• PROMPT:
Gather every line from the entries below that includes "JSON".

(Figure content listings)
────────────────
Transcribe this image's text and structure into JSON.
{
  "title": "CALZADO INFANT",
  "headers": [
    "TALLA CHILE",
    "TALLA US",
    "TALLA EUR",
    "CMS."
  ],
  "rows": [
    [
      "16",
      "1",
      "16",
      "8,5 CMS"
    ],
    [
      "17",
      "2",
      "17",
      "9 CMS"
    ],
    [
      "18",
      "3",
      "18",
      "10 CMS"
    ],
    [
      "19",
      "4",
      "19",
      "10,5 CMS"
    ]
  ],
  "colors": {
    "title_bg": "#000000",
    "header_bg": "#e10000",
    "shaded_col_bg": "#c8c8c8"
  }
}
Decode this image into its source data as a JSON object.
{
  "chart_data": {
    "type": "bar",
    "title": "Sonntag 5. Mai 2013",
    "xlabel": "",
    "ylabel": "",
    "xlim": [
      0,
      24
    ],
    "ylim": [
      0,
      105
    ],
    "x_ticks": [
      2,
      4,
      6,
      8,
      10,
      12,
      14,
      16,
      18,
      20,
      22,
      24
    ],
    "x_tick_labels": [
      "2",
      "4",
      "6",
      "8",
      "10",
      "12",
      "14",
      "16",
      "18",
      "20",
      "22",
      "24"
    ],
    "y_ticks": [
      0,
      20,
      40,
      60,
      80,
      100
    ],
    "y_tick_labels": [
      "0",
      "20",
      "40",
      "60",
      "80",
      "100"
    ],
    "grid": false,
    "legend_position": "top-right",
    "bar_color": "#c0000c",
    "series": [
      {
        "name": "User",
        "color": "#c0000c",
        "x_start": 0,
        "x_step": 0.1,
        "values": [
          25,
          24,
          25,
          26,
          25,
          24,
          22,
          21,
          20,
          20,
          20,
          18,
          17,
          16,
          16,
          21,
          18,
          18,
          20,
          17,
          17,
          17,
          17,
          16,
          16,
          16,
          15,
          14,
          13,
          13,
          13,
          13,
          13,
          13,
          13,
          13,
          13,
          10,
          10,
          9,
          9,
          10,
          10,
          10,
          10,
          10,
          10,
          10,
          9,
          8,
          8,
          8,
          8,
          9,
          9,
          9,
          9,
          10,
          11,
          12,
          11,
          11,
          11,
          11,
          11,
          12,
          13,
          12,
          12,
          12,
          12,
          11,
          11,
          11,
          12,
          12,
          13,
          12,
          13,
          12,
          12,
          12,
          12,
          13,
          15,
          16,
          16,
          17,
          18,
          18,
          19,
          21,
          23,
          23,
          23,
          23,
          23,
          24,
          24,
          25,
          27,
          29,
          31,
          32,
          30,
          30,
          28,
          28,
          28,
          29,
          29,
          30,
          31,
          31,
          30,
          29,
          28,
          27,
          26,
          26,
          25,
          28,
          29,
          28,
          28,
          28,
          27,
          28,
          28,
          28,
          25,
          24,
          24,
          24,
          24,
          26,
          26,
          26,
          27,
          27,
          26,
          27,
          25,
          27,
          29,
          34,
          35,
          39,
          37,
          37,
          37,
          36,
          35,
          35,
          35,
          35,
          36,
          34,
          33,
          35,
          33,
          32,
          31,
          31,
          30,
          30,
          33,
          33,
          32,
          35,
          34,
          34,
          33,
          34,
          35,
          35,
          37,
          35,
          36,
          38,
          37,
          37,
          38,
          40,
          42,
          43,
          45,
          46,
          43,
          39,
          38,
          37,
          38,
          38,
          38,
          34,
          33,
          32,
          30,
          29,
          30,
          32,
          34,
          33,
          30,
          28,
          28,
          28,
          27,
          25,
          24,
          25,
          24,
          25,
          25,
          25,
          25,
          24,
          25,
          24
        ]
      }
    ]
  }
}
────────────────
• THE REPLY:
Transcribe this image's text and structure into JSON.
Decode this image into its source data as a JSON object.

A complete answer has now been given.